[start RECORDS TO PROCESS]

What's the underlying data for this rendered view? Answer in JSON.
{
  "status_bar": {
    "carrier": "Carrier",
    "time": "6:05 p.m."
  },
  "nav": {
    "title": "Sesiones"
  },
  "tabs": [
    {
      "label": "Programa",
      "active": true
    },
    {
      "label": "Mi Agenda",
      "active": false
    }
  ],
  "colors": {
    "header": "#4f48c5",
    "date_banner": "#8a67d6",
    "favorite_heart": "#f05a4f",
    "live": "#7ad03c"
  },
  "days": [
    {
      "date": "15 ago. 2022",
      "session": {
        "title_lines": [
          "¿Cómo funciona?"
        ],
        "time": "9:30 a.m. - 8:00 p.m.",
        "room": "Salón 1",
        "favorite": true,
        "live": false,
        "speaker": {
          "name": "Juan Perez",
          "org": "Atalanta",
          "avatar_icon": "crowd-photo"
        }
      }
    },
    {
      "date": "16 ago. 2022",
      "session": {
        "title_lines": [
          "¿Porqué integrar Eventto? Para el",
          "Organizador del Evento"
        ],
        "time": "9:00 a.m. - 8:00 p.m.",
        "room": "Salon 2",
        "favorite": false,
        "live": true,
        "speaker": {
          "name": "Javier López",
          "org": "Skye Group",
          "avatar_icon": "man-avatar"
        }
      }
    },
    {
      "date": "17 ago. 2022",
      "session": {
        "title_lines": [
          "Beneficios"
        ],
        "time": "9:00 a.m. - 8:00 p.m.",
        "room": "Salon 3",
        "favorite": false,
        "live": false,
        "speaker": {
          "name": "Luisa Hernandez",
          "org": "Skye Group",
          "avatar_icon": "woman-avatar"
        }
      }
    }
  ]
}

[end RECORDS TO PROCESS]

◆ DIRECTIVE: Please output every record, keeping each line exact.

◆ WRITTEN SOLUTION:
What's the underlying data for this rendered view? Answer in JSON.
{
  "status_bar": {
    "carrier": "Carrier",
    "time": "6:05 p.m."
  },
  "nav": {
    "title": "Sesiones"
  },
  "tabs": [
    {
      "label": "Programa",
      "active": true
    },
    {
      "label": "Mi Agenda",
      "active": false
    }
  ],
  "colors": {
    "header": "#4f48c5",
    "date_banner": "#8a67d6",
    "favorite_heart": "#f05a4f",
    "live": "#7ad03c"
  },
  "days": [
    {
      "date": "15 ago. 2022",
      "session": {
        "title_lines": [
          "¿Cómo funciona?"
        ],
        "time": "9:30 a.m. - 8:00 p.m.",
        "room": "Salón 1",
        "favorite": true,
        "live": false,
        "speaker": {
          "name": "Juan Perez",
          "org": "Atalanta",
          "avatar_icon": "crowd-photo"
        }
      }
    },
    {
      "date": "16 ago. 2022",
      "session": {
        "title_lines": [
          "¿Porqué integrar Eventto? Para el",
          "Organizador del Evento"
        ],
        "time": "9:00 a.m. - 8:00 p.m.",
        "room": "Salon 2",
        "favorite": false,
        "live": true,
        "speaker": {
          "name": "Javier López",
          "org": "Skye Group",
          "avatar_icon": "man-avatar"
        }
      }
    },
    {
      "date": "17 ago. 2022",
      "session": {
        "title_lines": [
          "Beneficios"
        ],
        "time": "9:00 a.m. - 8:00 p.m.",
        "room": "Salon 3",
        "favorite": false,
        "live": false,
        "speaker": {
          "name": "Luisa Hernandez",
          "org": "Skye Group",
          "avatar_icon": "woman-avatar"
        }
      }
    }
  ]
}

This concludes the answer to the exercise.